--- Given request ---
Go through the entries below and collect each line with the string "Coste" in it.

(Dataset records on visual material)
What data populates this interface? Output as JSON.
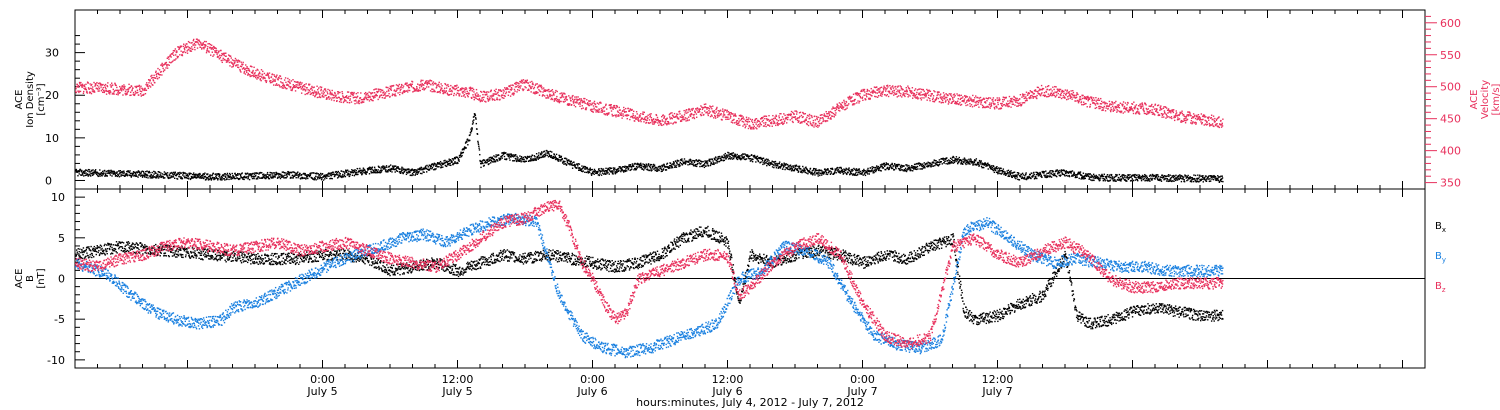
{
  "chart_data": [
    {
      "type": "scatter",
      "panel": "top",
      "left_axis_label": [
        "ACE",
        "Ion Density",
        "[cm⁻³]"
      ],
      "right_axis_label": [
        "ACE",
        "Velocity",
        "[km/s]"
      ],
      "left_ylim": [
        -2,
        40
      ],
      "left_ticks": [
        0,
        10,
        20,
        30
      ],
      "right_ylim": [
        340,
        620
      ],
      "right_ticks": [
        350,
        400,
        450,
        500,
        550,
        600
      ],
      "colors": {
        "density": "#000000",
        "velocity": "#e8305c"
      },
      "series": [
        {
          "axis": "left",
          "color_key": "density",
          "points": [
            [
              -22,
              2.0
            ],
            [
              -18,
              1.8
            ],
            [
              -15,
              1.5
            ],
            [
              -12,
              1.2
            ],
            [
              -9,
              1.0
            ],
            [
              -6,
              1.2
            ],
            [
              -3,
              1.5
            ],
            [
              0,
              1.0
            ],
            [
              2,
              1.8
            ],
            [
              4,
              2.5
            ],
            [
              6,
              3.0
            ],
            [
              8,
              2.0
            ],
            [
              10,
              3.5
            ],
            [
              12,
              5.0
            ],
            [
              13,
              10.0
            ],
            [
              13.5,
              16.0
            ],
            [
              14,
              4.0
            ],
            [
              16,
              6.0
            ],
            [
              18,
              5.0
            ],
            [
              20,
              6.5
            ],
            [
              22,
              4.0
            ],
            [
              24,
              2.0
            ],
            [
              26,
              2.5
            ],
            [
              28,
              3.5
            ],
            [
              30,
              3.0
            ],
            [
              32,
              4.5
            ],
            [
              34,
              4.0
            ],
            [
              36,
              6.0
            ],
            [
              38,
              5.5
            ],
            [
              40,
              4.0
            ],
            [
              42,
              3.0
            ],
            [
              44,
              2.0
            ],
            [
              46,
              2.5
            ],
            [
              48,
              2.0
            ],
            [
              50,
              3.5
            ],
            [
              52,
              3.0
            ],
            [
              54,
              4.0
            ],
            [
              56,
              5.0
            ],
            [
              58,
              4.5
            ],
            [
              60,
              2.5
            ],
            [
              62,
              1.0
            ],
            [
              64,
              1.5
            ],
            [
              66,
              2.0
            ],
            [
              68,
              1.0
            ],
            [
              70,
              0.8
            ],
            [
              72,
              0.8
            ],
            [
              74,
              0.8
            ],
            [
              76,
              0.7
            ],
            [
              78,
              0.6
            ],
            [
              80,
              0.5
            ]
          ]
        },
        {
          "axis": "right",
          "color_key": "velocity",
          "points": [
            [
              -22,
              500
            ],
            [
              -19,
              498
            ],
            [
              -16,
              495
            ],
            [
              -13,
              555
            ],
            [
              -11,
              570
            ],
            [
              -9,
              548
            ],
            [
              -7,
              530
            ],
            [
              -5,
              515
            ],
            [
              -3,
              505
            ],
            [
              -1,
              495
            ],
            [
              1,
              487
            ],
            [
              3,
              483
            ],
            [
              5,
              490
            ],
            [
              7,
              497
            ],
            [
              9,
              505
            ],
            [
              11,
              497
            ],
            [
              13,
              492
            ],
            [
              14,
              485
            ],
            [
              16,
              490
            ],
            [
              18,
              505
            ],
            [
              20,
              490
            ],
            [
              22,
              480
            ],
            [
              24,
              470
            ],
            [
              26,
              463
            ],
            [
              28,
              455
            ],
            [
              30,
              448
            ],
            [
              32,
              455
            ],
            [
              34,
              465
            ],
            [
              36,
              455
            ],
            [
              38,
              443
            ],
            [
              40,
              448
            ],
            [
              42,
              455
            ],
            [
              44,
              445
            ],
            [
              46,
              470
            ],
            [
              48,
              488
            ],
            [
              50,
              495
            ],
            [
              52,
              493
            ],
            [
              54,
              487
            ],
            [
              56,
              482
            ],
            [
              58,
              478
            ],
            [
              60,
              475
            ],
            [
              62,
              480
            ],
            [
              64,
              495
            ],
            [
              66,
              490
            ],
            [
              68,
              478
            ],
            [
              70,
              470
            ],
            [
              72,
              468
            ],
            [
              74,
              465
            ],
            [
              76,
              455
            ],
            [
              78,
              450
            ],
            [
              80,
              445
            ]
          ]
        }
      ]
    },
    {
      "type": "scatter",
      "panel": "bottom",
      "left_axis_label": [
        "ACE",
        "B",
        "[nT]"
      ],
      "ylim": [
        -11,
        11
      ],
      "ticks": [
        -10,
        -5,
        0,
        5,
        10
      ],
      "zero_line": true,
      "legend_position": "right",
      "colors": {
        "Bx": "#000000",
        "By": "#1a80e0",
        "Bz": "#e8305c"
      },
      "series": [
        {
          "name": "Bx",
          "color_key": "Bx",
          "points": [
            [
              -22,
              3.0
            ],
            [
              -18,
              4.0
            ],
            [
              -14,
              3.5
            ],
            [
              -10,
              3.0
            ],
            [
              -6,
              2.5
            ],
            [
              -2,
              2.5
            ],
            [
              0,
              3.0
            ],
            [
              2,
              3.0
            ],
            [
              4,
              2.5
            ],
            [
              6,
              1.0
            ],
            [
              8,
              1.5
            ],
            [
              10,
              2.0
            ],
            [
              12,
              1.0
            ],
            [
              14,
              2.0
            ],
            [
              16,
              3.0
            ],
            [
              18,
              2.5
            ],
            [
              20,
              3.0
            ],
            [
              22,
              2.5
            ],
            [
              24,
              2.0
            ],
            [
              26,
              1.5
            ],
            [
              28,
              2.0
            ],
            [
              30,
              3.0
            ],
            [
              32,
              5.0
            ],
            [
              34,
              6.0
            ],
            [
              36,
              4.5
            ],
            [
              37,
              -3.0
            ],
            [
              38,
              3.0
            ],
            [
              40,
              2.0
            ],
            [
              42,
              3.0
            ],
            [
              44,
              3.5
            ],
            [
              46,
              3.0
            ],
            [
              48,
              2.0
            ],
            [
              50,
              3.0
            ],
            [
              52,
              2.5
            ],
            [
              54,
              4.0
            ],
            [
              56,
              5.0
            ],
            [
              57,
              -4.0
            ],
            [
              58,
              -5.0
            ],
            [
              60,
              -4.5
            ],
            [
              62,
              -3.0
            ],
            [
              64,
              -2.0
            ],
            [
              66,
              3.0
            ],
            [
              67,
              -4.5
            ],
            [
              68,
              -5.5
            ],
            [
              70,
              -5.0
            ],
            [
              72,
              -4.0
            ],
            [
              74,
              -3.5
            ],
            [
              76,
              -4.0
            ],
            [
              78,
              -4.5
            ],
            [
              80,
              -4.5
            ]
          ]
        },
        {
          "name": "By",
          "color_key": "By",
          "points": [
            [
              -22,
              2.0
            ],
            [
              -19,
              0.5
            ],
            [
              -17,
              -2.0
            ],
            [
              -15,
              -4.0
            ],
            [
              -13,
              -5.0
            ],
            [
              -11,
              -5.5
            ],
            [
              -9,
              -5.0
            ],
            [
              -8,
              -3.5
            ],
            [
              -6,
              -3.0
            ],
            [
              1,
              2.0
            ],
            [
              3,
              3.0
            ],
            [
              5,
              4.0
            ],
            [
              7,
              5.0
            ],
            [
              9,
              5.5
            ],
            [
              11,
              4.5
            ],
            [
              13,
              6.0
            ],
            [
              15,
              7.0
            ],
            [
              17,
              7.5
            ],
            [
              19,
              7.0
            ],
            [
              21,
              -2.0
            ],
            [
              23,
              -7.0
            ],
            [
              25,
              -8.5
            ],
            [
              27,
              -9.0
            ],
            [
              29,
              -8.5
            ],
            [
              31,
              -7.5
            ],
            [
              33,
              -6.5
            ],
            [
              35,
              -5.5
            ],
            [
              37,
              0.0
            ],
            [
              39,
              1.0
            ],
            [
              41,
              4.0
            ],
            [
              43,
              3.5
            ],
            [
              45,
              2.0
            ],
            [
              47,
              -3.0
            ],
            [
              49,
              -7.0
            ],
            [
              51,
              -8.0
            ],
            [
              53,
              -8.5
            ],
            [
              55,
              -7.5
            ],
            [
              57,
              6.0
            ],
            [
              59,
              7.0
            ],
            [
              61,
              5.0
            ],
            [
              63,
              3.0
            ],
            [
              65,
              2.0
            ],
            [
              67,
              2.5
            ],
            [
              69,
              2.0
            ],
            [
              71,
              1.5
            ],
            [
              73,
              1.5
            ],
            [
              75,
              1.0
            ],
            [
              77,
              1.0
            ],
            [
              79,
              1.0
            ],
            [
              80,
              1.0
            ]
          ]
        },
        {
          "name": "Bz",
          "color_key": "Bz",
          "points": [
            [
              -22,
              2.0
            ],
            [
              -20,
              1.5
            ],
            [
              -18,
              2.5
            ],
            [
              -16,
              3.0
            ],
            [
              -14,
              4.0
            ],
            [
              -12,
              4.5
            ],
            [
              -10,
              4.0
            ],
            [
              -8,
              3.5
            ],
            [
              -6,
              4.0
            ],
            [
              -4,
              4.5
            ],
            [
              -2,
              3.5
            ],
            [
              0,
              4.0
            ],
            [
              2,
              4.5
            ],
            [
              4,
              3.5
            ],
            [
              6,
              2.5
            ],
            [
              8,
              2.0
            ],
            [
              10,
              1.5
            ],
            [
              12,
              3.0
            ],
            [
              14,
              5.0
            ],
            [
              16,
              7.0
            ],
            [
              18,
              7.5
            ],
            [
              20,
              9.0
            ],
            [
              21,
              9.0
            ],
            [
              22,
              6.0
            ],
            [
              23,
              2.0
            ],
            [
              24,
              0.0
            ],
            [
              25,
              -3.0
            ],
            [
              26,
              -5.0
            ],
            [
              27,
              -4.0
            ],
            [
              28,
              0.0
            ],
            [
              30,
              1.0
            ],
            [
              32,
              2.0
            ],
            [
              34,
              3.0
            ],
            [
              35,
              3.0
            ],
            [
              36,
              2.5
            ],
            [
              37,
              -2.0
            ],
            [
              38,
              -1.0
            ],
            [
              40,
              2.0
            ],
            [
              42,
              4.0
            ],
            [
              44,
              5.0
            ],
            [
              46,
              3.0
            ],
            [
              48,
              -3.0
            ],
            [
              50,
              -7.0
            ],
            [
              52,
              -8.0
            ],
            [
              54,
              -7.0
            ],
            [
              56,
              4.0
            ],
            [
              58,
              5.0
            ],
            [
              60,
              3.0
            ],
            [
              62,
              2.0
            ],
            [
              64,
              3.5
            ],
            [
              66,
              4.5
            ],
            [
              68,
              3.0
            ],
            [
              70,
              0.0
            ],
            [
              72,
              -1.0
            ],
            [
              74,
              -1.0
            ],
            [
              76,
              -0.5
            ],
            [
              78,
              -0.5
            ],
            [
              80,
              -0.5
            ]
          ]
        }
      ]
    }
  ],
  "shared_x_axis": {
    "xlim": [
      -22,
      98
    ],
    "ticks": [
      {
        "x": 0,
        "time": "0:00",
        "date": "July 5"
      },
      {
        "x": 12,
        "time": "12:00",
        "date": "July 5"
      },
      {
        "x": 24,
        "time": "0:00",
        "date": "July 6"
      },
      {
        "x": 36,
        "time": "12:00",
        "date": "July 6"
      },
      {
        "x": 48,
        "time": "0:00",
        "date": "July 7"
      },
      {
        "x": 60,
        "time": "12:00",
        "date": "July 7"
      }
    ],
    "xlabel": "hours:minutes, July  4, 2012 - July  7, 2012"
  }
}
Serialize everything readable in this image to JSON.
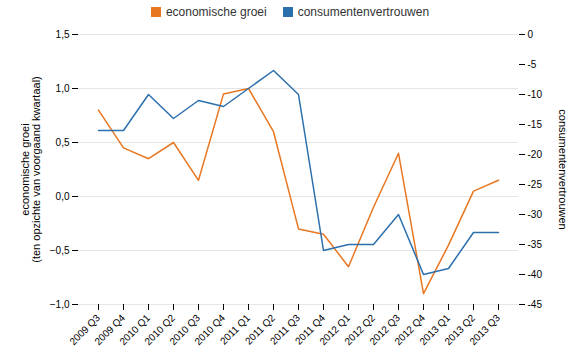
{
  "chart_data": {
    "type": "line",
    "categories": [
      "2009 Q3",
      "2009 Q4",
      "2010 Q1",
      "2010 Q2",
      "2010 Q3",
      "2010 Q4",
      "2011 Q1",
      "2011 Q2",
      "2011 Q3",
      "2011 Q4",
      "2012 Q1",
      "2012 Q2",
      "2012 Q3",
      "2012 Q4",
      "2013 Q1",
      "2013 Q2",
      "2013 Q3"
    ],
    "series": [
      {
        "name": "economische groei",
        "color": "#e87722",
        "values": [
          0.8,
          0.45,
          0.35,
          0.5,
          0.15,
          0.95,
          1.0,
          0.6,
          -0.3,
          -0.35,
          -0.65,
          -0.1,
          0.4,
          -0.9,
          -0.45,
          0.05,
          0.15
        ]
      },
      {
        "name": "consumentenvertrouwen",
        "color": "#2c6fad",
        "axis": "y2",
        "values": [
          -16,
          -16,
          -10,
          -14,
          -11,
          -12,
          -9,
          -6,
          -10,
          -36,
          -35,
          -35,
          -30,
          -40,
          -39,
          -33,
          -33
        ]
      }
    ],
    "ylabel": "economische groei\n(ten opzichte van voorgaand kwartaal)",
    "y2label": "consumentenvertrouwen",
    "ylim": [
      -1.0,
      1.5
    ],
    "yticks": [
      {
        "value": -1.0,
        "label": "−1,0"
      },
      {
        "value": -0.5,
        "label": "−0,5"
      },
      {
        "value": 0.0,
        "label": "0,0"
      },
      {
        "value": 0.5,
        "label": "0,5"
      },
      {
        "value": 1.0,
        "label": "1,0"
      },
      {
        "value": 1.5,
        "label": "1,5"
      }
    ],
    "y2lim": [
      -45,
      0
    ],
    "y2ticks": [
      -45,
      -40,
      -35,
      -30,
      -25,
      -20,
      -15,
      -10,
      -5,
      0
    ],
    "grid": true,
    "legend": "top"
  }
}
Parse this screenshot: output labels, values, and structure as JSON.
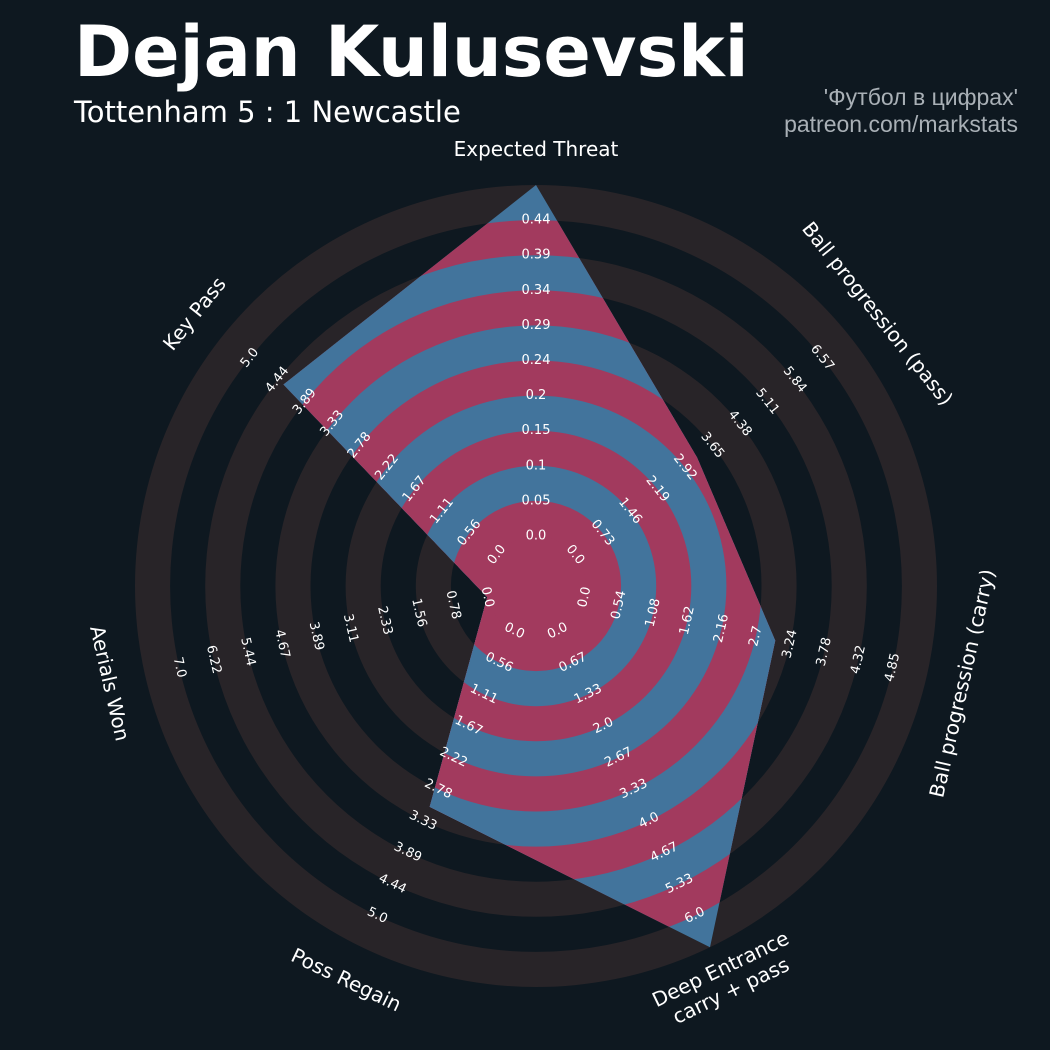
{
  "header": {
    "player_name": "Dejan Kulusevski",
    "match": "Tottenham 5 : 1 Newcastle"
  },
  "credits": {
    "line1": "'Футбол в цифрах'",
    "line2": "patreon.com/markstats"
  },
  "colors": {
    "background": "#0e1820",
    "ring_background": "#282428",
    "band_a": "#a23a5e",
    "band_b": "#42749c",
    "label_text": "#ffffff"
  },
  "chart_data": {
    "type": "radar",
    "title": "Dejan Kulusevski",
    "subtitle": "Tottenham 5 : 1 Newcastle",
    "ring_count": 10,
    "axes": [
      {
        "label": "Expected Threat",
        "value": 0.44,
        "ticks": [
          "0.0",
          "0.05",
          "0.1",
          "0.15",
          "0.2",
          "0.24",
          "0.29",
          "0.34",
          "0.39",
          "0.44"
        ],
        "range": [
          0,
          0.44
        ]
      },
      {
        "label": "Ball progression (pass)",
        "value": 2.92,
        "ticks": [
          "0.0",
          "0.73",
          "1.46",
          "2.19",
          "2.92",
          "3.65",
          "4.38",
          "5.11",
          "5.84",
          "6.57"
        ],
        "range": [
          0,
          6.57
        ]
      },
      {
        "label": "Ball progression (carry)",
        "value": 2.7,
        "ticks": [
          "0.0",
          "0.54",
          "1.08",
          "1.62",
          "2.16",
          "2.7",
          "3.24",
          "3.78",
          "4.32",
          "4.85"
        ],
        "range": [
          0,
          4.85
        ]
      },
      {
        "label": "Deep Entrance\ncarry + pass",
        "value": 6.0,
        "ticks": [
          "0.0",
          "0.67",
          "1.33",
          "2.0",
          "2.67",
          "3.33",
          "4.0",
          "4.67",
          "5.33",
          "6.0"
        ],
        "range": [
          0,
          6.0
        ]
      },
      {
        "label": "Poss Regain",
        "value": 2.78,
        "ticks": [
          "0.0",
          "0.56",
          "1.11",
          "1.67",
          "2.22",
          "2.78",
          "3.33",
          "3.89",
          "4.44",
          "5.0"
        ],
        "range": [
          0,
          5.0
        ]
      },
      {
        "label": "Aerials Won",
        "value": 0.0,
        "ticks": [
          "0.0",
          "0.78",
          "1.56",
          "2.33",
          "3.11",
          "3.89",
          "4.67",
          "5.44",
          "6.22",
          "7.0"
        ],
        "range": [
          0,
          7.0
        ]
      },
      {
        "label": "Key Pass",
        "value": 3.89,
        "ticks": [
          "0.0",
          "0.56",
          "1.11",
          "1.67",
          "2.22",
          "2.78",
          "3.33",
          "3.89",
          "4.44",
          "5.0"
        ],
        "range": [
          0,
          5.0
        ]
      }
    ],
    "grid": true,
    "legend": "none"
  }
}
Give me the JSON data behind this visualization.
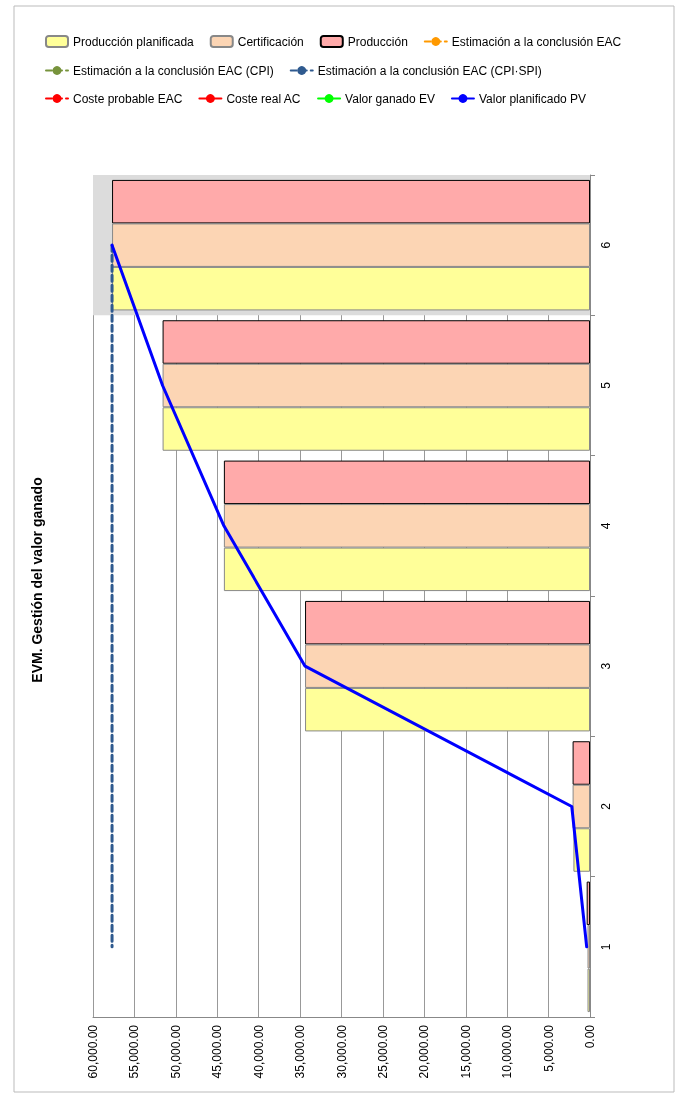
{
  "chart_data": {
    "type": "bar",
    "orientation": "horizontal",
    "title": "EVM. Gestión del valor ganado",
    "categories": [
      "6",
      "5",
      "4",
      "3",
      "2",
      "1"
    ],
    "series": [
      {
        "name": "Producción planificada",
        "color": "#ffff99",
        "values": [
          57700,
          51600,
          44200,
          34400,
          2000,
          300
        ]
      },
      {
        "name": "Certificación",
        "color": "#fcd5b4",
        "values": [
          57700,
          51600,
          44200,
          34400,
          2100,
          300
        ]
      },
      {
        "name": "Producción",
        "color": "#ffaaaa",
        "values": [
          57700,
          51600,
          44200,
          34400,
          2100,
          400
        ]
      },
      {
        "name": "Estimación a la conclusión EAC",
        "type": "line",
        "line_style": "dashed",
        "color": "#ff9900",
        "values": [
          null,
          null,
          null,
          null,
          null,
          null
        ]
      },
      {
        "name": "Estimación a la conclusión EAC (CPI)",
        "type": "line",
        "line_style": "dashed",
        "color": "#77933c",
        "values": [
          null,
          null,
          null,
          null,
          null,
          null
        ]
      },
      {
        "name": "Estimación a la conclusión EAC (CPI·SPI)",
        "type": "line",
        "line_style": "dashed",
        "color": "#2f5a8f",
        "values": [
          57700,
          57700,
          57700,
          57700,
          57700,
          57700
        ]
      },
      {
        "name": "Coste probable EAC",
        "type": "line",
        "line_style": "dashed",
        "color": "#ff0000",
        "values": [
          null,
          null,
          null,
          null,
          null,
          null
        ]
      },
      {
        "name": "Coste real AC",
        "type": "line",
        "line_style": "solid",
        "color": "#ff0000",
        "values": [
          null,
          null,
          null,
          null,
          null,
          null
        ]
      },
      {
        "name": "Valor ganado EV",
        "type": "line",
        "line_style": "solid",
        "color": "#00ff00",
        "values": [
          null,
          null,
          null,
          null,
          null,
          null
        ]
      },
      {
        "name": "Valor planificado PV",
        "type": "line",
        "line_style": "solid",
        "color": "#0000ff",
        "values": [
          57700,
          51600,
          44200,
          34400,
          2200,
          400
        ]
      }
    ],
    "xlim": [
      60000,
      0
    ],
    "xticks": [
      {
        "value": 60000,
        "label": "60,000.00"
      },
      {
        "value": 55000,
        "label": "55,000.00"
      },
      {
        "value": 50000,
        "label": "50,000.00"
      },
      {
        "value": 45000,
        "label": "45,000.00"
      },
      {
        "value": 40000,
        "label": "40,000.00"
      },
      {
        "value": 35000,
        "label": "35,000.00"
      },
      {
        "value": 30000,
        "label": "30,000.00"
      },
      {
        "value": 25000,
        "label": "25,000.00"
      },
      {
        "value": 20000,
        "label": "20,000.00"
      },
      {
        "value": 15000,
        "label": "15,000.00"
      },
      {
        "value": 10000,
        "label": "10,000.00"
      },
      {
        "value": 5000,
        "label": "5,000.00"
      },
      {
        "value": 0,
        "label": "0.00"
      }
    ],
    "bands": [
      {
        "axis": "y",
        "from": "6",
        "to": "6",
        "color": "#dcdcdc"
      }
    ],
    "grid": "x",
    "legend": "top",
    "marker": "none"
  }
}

--- Written response ---
        "name": "Coste probable EAC",
        "name": "Coste real AC",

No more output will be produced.